**What the exercise asks:** Your copy of the material must match it exactly, except that pictures are dropped.

* START Dataset *

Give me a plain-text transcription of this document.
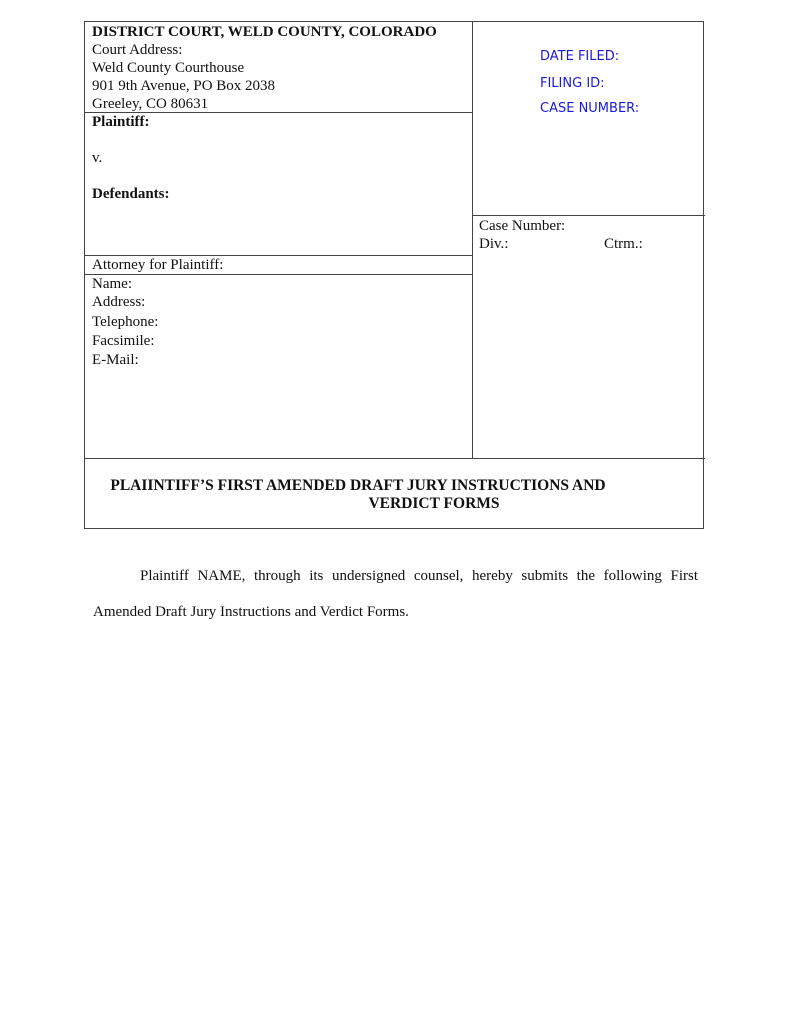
DISTRICT COURT, WELD COUNTY, COLORADO
Court Address:
Weld County Courthouse
901 9th Avenue, PO Box 2038
Greeley, CO 80631
Plaintiff:
v.
Defendants:
Attorney for Plaintiff:
Name:
Address:
Telephone:
Facsimile:
E-Mail:
DATE FILED:
FILING ID:
CASE NUMBER:
Case Number:
Div.:	Ctrm.:
PLAIINTIFF’S FIRST AMENDED DRAFT JURY INSTRUCTIONS AND
VERDICT FORMS
Plaintiff NAME, through its undersigned counsel, hereby submits the following First
Amended Draft Jury Instructions and Verdict Forms.
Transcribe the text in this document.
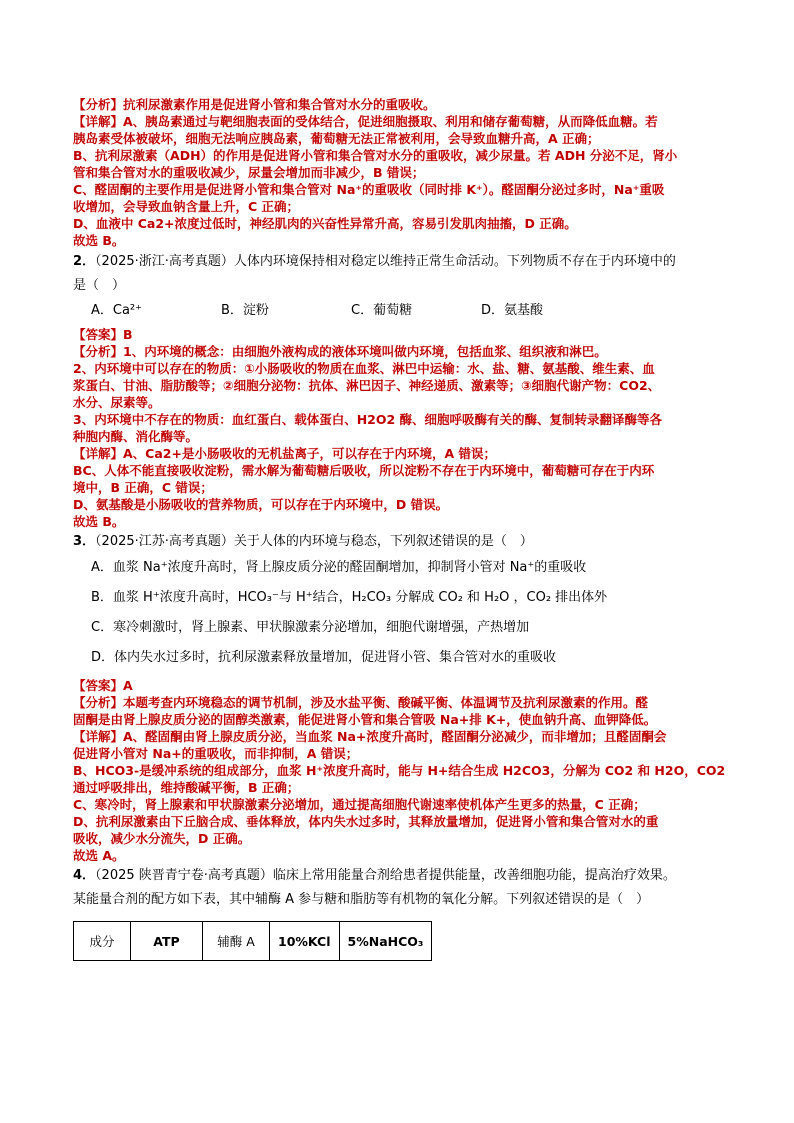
【分析】抗利尿激素作用是促进肾小管和集合管对水分的重吸收。

【详解】A、胰岛素通过与靶细胞表面的受体结合，促进细胞摄取、利用和储存葡萄糖，从而降低血糖。若

胰岛素受体被破坏，细胞无法响应胰岛素，葡萄糖无法正常被利用，会导致血糖升高，A 正确；

B、抗利尿激素（ADH）的作用是促进肾小管和集合管对水分的重吸收，减少尿量。若 ADH 分泌不足，肾小

管和集合管对水的重吸收减少，尿量会增加而非减少，B 错误；

C、醛固酮的主要作用是促进肾小管和集合管对 Na⁺的重吸收（同时排 K⁺）。醛固酮分泌过多时，Na⁺重吸

收增加，会导致血钠含量上升，C 正确；

D、血液中 Ca2+浓度过低时，神经肌肉的兴奋性异常升高，容易引发肌肉抽搐，D 正确。

故选 B。

2．（2025·浙江·高考真题）人体内环境保持相对稳定以维持正常生命活动。下列物质不存在于内环境中的

是（　）

A．Ca²⁺	B．淀粉	C．葡萄糖	D．氨基酸

【答案】B

【分析】1、内环境的概念：由细胞外液构成的液体环境叫做内环境，包括血浆、组织液和淋巴。

2、内环境中可以存在的物质：①小肠吸收的物质在血浆、淋巴中运输：水、盐、糖、氨基酸、维生素、血

浆蛋白、甘油、脂肪酸等；②细胞分泌物：抗体、淋巴因子、神经递质、激素等；③细胞代谢产物：CO2、

水分、尿素等。

3、内环境中不存在的物质：血红蛋白、载体蛋白、H2O2 酶、细胞呼吸酶有关的酶、复制转录翻译酶等各

种胞内酶、消化酶等。

【详解】A、Ca2+是小肠吸收的无机盐离子，可以存在于内环境，A 错误；

BC、人体不能直接吸收淀粉，需水解为葡萄糖后吸收，所以淀粉不存在于内环境中，葡萄糖可存在于内环

境中，B 正确，C 错误；

D、氨基酸是小肠吸收的营养物质，可以存在于内环境中，D 错误。

故选 B。

3．（2025·江苏·高考真题）关于人体的内环境与稳态，下列叙述错误的是（　）

A．血浆 Na⁺浓度升高时，肾上腺皮质分泌的醛固酮增加，抑制肾小管对 Na⁺的重吸收

B．血浆 H⁺浓度升高时，HCO₃⁻与 H⁺结合，H₂CO₃ 分解成 CO₂ 和 H₂O ，CO₂ 排出体外

C．寒冷刺激时，肾上腺素、甲状腺激素分泌增加，细胞代谢增强，产热增加

D．体内失水过多时，抗利尿激素释放量增加，促进肾小管、集合管对水的重吸收

【答案】A

【分析】本题考查内环境稳态的调节机制，涉及水盐平衡、酸碱平衡、体温调节及抗利尿激素的作用。醛

固酮是由肾上腺皮质分泌的固醇类激素，能促进肾小管和集合管吸 Na+排 K+，使血钠升高、血钾降低。

【详解】A、醛固酮由肾上腺皮质分泌，当血浆 Na+浓度升高时，醛固酮分泌减少，而非增加；且醛固酮会

促进肾小管对 Na+的重吸收，而非抑制，A 错误；

B、HCO3-是缓冲系统的组成部分，血浆 H⁺浓度升高时，能与 H+结合生成 H2CO3，分解为 CO2 和 H2O，CO2

通过呼吸排出，维持酸碱平衡，B 正确；

C、寒冷时，肾上腺素和甲状腺激素分泌增加，通过提高细胞代谢速率使机体产生更多的热量，C 正确；

D、抗利尿激素由下丘脑合成、垂体释放，体内失水过多时，其释放量增加，促进肾小管和集合管对水的重

吸收，减少水分流失，D 正确。

故选 A。

4．（2025 陕晋青宁卷·高考真题）临床上常用能量合剂给患者提供能量，改善细胞功能，提高治疗效果。

某能量合剂的配方如下表，其中辅酶 A 参与糖和脂肪等有机物的氧化分解。下列叙述错误的是（　）

成分	ATP	辅酶 A	10%KCl	5%NaHCO₃
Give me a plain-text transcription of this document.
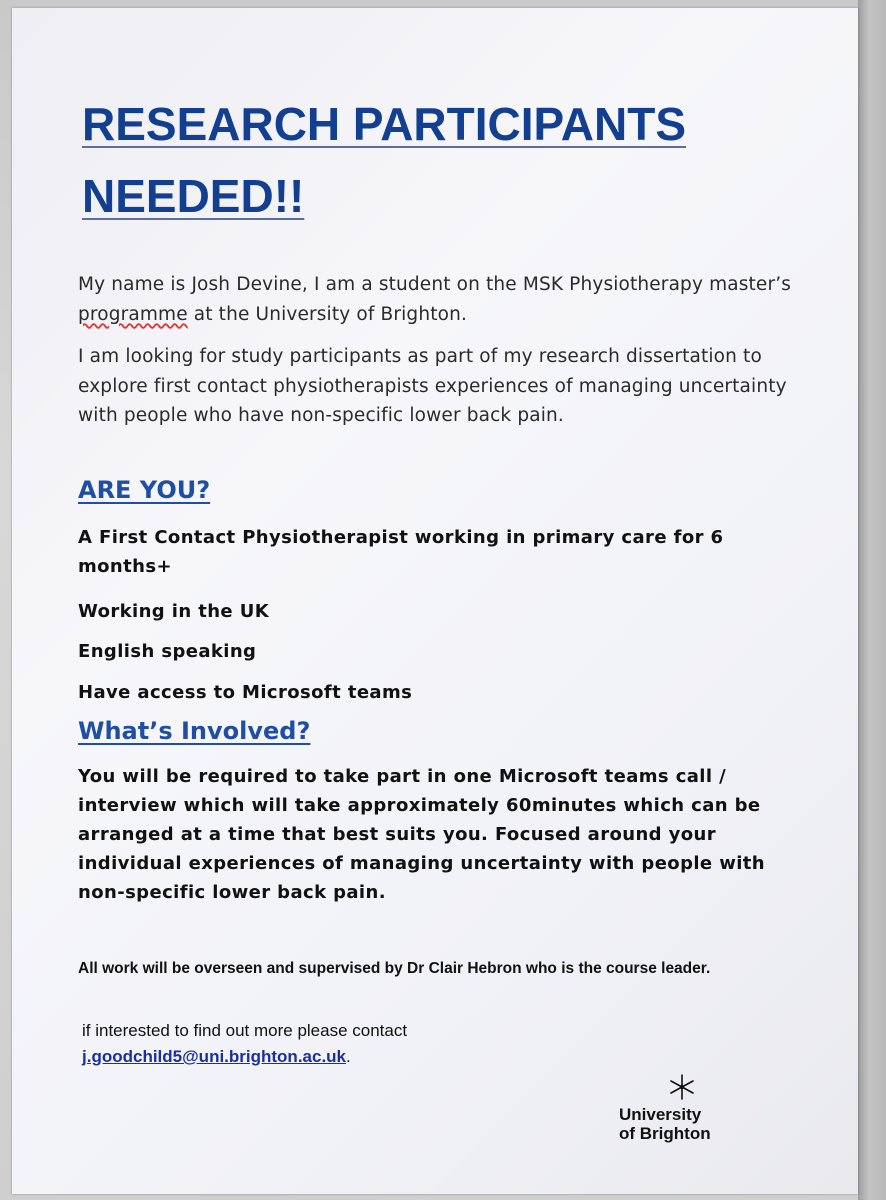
RESEARCH PARTICIPANTS NEEDED!!

My name is Josh Devine, I am a student on the MSK Physiotherapy master’s programme at the University of Brighton.

I am looking for study participants as part of my research dissertation to explore first contact physiotherapists experiences of managing uncertainty with people who have non-specific lower back pain.

ARE YOU?

A First Contact Physiotherapist working in primary care for 6 months+

Working in the UK

English speaking

Have access to Microsoft teams

What’s Involved?

You will be required to take part in one Microsoft teams call / interview which will take approximately 60minutes which can be arranged at a time that best suits you. Focused around your individual experiences of managing uncertainty with people with non-specific lower back pain.

All work will be overseen and supervised by Dr Clair Hebron who is the course leader.

if interested to find out more please contact

j.goodchild5@uni.brighton.ac.uk.

University
of Brighton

* END Dataset *

**Answer to the problem:**
Give me a plain-text transcription of this document.
DISTRICT COURT, WELD COUNTY, COLORADO
Court Address:
Weld County Courthouse
901 9th Avenue, PO Box 2038
Greeley, CO 80631
Plaintiff:
v.
Defendants:
Attorney for Plaintiff:
Name:
Address:
Telephone:
Facsimile:
E-Mail:
DATE FILED:
FILING ID:
CASE NUMBER:
Case Number:
Div.:	Ctrm.:
PLAIINTIFF’S FIRST AMENDED DRAFT JURY INSTRUCTIONS AND
VERDICT FORMS
Plaintiff NAME, through its undersigned counsel, hereby submits the following First
Amended Draft Jury Instructions and Verdict Forms.
Transcribe the text in this document.
【分析】抗利尿激素作用是促进肾小管和集合管对水分的重吸收。

【详解】A、胰岛素通过与靶细胞表面的受体结合，促进细胞摄取、利用和储存葡萄糖，从而降低血糖。若

胰岛素受体被破坏，细胞无法响应胰岛素，葡萄糖无法正常被利用，会导致血糖升高，A 正确；

B、抗利尿激素（ADH）的作用是促进肾小管和集合管对水分的重吸收，减少尿量。若 ADH 分泌不足，肾小

管和集合管对水的重吸收减少，尿量会增加而非减少，B 错误；

C、醛固酮的主要作用是促进肾小管和集合管对 Na⁺的重吸收（同时排 K⁺）。醛固酮分泌过多时，Na⁺重吸

收增加，会导致血钠含量上升，C 正确；

D、血液中 Ca2+浓度过低时，神经肌肉的兴奋性异常升高，容易引发肌肉抽搐，D 正确。

故选 B。

2．（2025·浙江·高考真题）人体内环境保持相对稳定以维持正常生命活动。下列物质不存在于内环境中的

是（　）

A．Ca²⁺	B．淀粉	C．葡萄糖	D．氨基酸

【答案】B

【分析】1、内环境的概念：由细胞外液构成的液体环境叫做内环境，包括血浆、组织液和淋巴。

2、内环境中可以存在的物质：①小肠吸收的物质在血浆、淋巴中运输：水、盐、糖、氨基酸、维生素、血

浆蛋白、甘油、脂肪酸等；②细胞分泌物：抗体、淋巴因子、神经递质、激素等；③细胞代谢产物：CO2、

水分、尿素等。

3、内环境中不存在的物质：血红蛋白、载体蛋白、H2O2 酶、细胞呼吸酶有关的酶、复制转录翻译酶等各

种胞内酶、消化酶等。

【详解】A、Ca2+是小肠吸收的无机盐离子，可以存在于内环境，A 错误；

BC、人体不能直接吸收淀粉，需水解为葡萄糖后吸收，所以淀粉不存在于内环境中，葡萄糖可存在于内环

境中，B 正确，C 错误；

D、氨基酸是小肠吸收的营养物质，可以存在于内环境中，D 错误。

故选 B。

3．（2025·江苏·高考真题）关于人体的内环境与稳态，下列叙述错误的是（　）

A．血浆 Na⁺浓度升高时，肾上腺皮质分泌的醛固酮增加，抑制肾小管对 Na⁺的重吸收

B．血浆 H⁺浓度升高时，HCO₃⁻与 H⁺结合，H₂CO₃ 分解成 CO₂ 和 H₂O ，CO₂ 排出体外

C．寒冷刺激时，肾上腺素、甲状腺激素分泌增加，细胞代谢增强，产热增加

D．体内失水过多时，抗利尿激素释放量增加，促进肾小管、集合管对水的重吸收

【答案】A

【分析】本题考查内环境稳态的调节机制，涉及水盐平衡、酸碱平衡、体温调节及抗利尿激素的作用。醛

固酮是由肾上腺皮质分泌的固醇类激素，能促进肾小管和集合管吸 Na+排 K+，使血钠升高、血钾降低。

【详解】A、醛固酮由肾上腺皮质分泌，当血浆 Na+浓度升高时，醛固酮分泌减少，而非增加；且醛固酮会

促进肾小管对 Na+的重吸收，而非抑制，A 错误；

B、HCO3-是缓冲系统的组成部分，血浆 H⁺浓度升高时，能与 H+结合生成 H2CO3，分解为 CO2 和 H2O，CO2

通过呼吸排出，维持酸碱平衡，B 正确；

C、寒冷时，肾上腺素和甲状腺激素分泌增加，通过提高细胞代谢速率使机体产生更多的热量，C 正确；

D、抗利尿激素由下丘脑合成、垂体释放，体内失水过多时，其释放量增加，促进肾小管和集合管对水的重

吸收，减少水分流失，D 正确。

故选 A。

4．（2025 陕晋青宁卷·高考真题）临床上常用能量合剂给患者提供能量，改善细胞功能，提高治疗效果。

某能量合剂的配方如下表，其中辅酶 A 参与糖和脂肪等有机物的氧化分解。下列叙述错误的是（　）

成分	ATP	辅酶 A	10%KCl	5%NaHCO₃
Give me a plain-text transcription of this document.
RESEARCH PARTICIPANTS NEEDED!!

My name is Josh Devine, I am a student on the MSK Physiotherapy master’s programme at the University of Brighton.

I am looking for study participants as part of my research dissertation to explore first contact physiotherapists experiences of managing uncertainty with people who have non-specific lower back pain.

ARE YOU?

A First Contact Physiotherapist working in primary care for 6 months+

Working in the UK

English speaking

Have access to Microsoft teams

What’s Involved?

You will be required to take part in one Microsoft teams call / interview which will take approximately 60minutes which can be arranged at a time that best suits you. Focused around your individual experiences of managing uncertainty with people with non-specific lower back pain.

All work will be overseen and supervised by Dr Clair Hebron who is the course leader.

if interested to find out more please contact

j.goodchild5@uni.brighton.ac.uk.

University
of Brighton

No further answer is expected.